* **TASKS TO PERFORM**:
[1] In the passage on C++ template specialization, retype everything from "You can easily" down to "specializations to stand.".
[2] Write what comes next in the passage on C++ template specialization, picking up after its final sentence.

* **EXTRACTED TEXT**:
You can easily remove that problem, however, simply by giving the primary
template one more defaulting template parameter that it doesn't need, but whose
presence allows both those specializations to stand.
New primary template
template <typename T, typename C = void, typename Default = void>
struct MyClass;
So here is an illustrative solution:
// Primary template
template <typename T, typename C = void, typename Default = void>
struct MyClass;
// Free function specialization
template <typename T>
struct MyClass<T>
{
using firstFunctor_t = double(*)(T const &);
using secondFunctor_t = bool(*)(T const &);
MyClass(firstFunctor_t firstFunc, secondFunctor_t secondFunc)
: _firstFunc(firstFunc),
_secondFunc(secondFunc)
{}
double callFirst(T const & var) {
return _firstFunc(var);
}
bool callSecond(T const & var) {
return _secondFunc(var);
}
private:
firstFunctor_t _firstFunc;
secondFunctor_t _secondFunc;
};
// Member function specialization
template <typename T, typename C>
struct MyClass<T,C>
{
using firstFunctor_t = double(C::*)(T const &);
using secondFunctor_t = bool(C::*)(T const &) const;
MyClass(firstFunctor_t firstFunc, secondFunctor_t secondFunc)
: _firstFunc(firstFunc),
_secondFunc(secondFunc)
{}
double callFirst(C & obj, T const & var) {
return (obj.*_firstFunc)(var);
}
double callFirst(C const & obj, T const & var) {
auto & o = const_cast<C&>(obj);
return (o.*_firstFunc)(var);
}
bool callSecond(C & obj, T const & var) {
return (obj.*_secondFunc)(var);
}
bool callSecond(C const & obj, T const & var) {
auto & o = const_cast<C&>(obj);
return (o.*_secondFunc)(var);
}
private:
firstFunctor_t _firstFunc;
secondFunctor_t _secondFunc;
};
In the member function specialization, notice a couple of points that you might
not have considered:-
I decided that the second member function I want to store shall be a
const member function. It's more than likely that a member function of C
that take a T const & argument and returns bool will be a const member
function, isn't it? And if so, then that const-ness has to be part of
the member-function type definition that I use in the specialization:
using secondFunctor_t = bool(C::*)(T const &) const;
or attempts to instantiate the specialization with any bool (C::*)(T const &) const
will fail to compile.

Collection entries:
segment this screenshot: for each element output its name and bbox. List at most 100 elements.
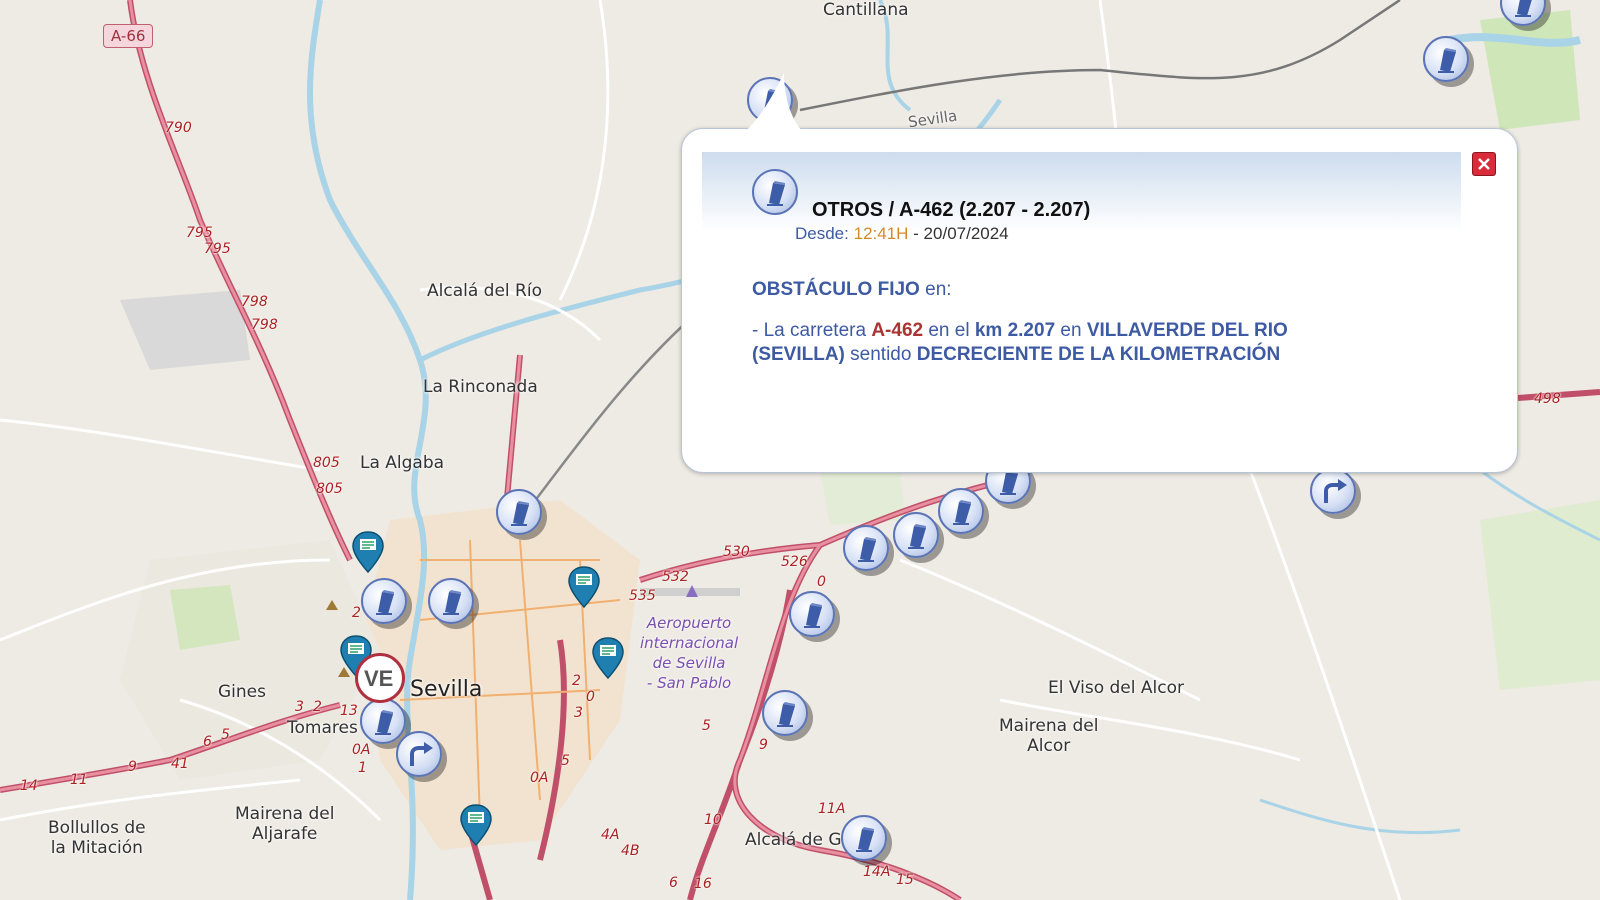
green-patch xyxy=(170,585,240,650)
place-sevilla: Sevilla xyxy=(410,677,483,702)
km-label: 526 xyxy=(781,554,808,570)
popup-body: - La carretera A-462 en el km 2.207 en V… xyxy=(752,319,1372,367)
km-label: 805 xyxy=(313,455,340,471)
body-text: - La carretera xyxy=(752,320,872,341)
place-el-viso: El Viso del Alcor xyxy=(1048,678,1184,698)
obstacle-marker-icon[interactable] xyxy=(496,489,542,535)
km-label: 5 xyxy=(221,727,230,743)
since-date: - 20/07/2024 xyxy=(913,224,1009,243)
obstacle-marker-icon[interactable] xyxy=(360,698,406,744)
obstacle-marker-icon[interactable] xyxy=(938,488,984,534)
place-bollullos: Bollullos de la Mitación xyxy=(48,818,146,858)
km-label: 532 xyxy=(662,569,689,585)
km-label: 535 xyxy=(629,588,656,604)
detour-marker-icon[interactable] xyxy=(1310,468,1356,514)
green-area-e xyxy=(1480,500,1600,690)
km-label: 2 xyxy=(313,699,322,715)
place-mairena-alcor: Mairena del Alcor xyxy=(999,716,1099,756)
km-label: 5 xyxy=(561,753,570,769)
place-alcala-del-rio: Alcalá del Río xyxy=(427,281,542,301)
green-area-ne xyxy=(1480,10,1580,130)
km-label: 4B xyxy=(621,843,640,859)
km-label: 13 xyxy=(340,703,358,719)
km-label: 498 xyxy=(1534,391,1561,407)
message-pin-icon[interactable] xyxy=(567,565,601,609)
obstacle-marker-icon[interactable] xyxy=(762,690,808,736)
km-label: 41 xyxy=(171,756,189,772)
close-icon xyxy=(1478,158,1490,170)
km-label: 6 xyxy=(203,734,212,750)
obstacle-icon xyxy=(752,169,798,215)
message-pin-icon[interactable] xyxy=(351,530,385,574)
obstacle-marker-icon[interactable] xyxy=(843,525,889,571)
km-label: 805 xyxy=(316,481,343,497)
place-tomares: Tomares xyxy=(287,718,358,738)
incident-popup: OTROS / A-462 (2.207 - 2.207) Desde: 12:… xyxy=(681,73,1518,473)
obstacle-marker-icon[interactable] xyxy=(893,512,939,558)
body-text: en el xyxy=(923,320,975,341)
km-label: 798 xyxy=(251,317,278,333)
km-label: 798 xyxy=(241,294,268,310)
km-label: 2 xyxy=(352,605,361,621)
place-gines: Gines xyxy=(218,682,266,702)
km-label: 5 xyxy=(702,718,711,734)
railway xyxy=(519,309,701,521)
route-shield-a66: A-66 xyxy=(103,24,154,48)
km-label: 790 xyxy=(165,120,192,136)
quarry-area xyxy=(120,290,250,370)
message-pin-icon[interactable] xyxy=(459,803,493,847)
km-label: 795 xyxy=(204,241,231,257)
km-label: 2 xyxy=(572,673,581,689)
heading-bold: OBSTÁCULO FIJO xyxy=(752,279,920,300)
km-label: 3 xyxy=(295,699,304,715)
km-label: 0A xyxy=(530,770,549,786)
km-label: 14A xyxy=(863,864,891,880)
place-airport: Aeropuerto internacional de Sevilla - Sa… xyxy=(640,614,739,692)
km-label: 11 xyxy=(70,772,88,788)
popup-since: Desde: 12:41H - 20/07/2024 xyxy=(795,224,1009,244)
km-label: 9 xyxy=(128,759,137,775)
place-la-rinconada: La Rinconada xyxy=(423,377,538,397)
popup-pointer xyxy=(744,73,804,133)
km-label: 3 xyxy=(574,705,583,721)
km-label: 15 xyxy=(896,872,914,888)
km-label: 795 xyxy=(186,225,213,241)
place-mairena-aljarafe: Mairena del Aljarafe xyxy=(235,804,335,844)
body-km: km 2.207 xyxy=(974,320,1056,341)
body-direction: DECRECIENTE DE LA KILOMETRACIÓN xyxy=(916,344,1281,365)
stream-se xyxy=(1259,798,1461,835)
detour-marker-icon[interactable] xyxy=(396,731,442,777)
km-label: 6 xyxy=(669,875,678,891)
body-road: A-462 xyxy=(871,320,924,341)
km-label: 0 xyxy=(817,574,826,590)
body-text: sentido xyxy=(844,344,917,365)
heading-rest: en: xyxy=(919,279,952,300)
body-text: en xyxy=(1055,320,1087,341)
since-label: Desde: xyxy=(795,224,849,243)
place-alcala-guadaira: Alcalá de Gu xyxy=(745,830,853,850)
obstacle-marker-icon[interactable] xyxy=(841,815,887,861)
km-label: 9 xyxy=(759,737,768,753)
since-time: 12:41H xyxy=(853,224,909,243)
popup-title: OTROS / A-462 (2.207 - 2.207) xyxy=(812,199,1091,221)
obstacle-marker-icon[interactable] xyxy=(361,578,407,624)
place-la-algaba: La Algaba xyxy=(360,453,445,473)
place-cantillana: Cantillana xyxy=(823,0,909,20)
ve-marker[interactable]: VE xyxy=(355,653,405,703)
obstacle-marker-icon[interactable] xyxy=(428,578,474,624)
km-label: 14 xyxy=(20,778,38,794)
message-pin-icon[interactable] xyxy=(591,636,625,680)
close-button[interactable] xyxy=(1472,152,1496,176)
popup-heading: OBSTÁCULO FIJO en: xyxy=(752,279,952,301)
km-label: 0A xyxy=(352,742,371,758)
ve-marker-label: VE xyxy=(364,666,394,691)
km-label: 1 xyxy=(358,760,367,776)
km-label: 530 xyxy=(723,544,750,560)
km-label: 4A xyxy=(601,827,620,843)
km-label: 16 xyxy=(694,876,712,892)
obstacle-marker-icon[interactable] xyxy=(789,591,835,637)
km-label: 11A xyxy=(818,801,846,817)
km-label: 0 xyxy=(586,689,595,705)
km-label: 10 xyxy=(704,812,722,828)
obstacle-marker-icon[interactable] xyxy=(1423,36,1469,82)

* **ANSWERS PER TASK**:
[1]
You can easily remove that problem, however, simply by giving the primary
template one more defaulting template parameter that it doesn't need, but whose
presence allows both those specializations to stand.

[2]
Also, I have provided two overloads for each of MyClass<T,C>::callFirst
and MyClass<T,C>::callSecond, one with arguments:
C & obj, T const & var
and another with arguments:
C const & obj, T const & var
Without the second, attempts to call either MyClass<T,C>::callFirst
or MyClass<T,C>::callSecond with an obj that is const will fail to
compile.
For program to demo this solution you can append:
#include <iostream>
#include <string>
double foo(std::string const & s)
{
return std::stod(s);
}
bool bar(std::string const & s)
{
return s.size() > 0;
}
struct SomeClass
{
SomeClass(){};
double foo(std::string const & s) {
return ::foo(s);
}
bool bar(std::string const & s) const {
return ::bar(s);
}
};
int main()
{
MyClass<std::string> my0{foo,bar};
std::cout << std::boolalpha;
std::cout << my0.callFirst("1.11") << std::endl;
std::cout << my0.callSecond("Hello World") << std::endl;
MyClass<std::string,SomeClass> my1{&SomeClass::foo,&SomeClass::bar};
SomeClass thing;
std::cout << my1.callFirst(thing,"2.22") << std::endl;
std::cout << my1.callSecond(thing,"Hello World") << std::endl;
SomeClass const constThing;
std::cout << my1.callFirst(constThing,"3.33") << std::endl;
std::cout << my1.callSecond(constThing,"Hello World") << std::endl;
return 0;
}
See it live
You said that you want this template to be "extremely flexible". The
illustrated solution is fitted to your example, but you might be
interested in know that it isn't nearly as flexible as you could get.
For both free functions and member functions, with additional variadic template
parameters, your template could store and call [member] functions with
arbitary return types and arbitary numbers of arguments of arbitrary types.
See this question and
answer.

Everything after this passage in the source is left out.